(Task brief) Only a number is wanted: how many lines in these records contain the word "областного"?

(Material provided)
— start —
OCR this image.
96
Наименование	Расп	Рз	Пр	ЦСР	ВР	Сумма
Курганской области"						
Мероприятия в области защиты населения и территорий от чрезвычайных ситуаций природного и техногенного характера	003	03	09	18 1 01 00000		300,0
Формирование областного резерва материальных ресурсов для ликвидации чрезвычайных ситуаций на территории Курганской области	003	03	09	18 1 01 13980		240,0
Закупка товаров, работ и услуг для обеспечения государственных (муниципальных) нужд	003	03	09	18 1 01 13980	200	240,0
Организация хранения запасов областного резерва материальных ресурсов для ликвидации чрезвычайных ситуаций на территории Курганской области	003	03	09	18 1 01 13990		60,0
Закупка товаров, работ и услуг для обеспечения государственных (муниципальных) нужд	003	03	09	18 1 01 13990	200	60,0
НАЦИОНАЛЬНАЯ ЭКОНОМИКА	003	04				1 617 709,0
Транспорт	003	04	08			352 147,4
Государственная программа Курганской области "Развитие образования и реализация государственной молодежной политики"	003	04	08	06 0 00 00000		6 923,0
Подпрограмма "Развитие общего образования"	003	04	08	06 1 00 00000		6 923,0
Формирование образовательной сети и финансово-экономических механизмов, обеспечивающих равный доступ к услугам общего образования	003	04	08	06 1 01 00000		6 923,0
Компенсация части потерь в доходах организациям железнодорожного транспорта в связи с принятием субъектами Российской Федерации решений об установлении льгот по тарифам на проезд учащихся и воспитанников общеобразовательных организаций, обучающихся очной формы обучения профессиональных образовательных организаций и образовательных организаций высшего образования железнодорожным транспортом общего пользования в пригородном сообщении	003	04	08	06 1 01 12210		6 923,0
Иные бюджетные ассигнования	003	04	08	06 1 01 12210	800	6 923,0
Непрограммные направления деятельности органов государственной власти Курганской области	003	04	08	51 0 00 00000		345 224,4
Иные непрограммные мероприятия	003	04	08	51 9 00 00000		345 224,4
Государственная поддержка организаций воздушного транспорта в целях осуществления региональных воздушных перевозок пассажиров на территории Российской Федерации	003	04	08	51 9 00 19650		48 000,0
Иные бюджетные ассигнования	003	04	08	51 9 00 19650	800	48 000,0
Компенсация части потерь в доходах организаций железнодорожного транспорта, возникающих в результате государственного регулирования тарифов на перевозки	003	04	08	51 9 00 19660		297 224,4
— end —
(Output below) 2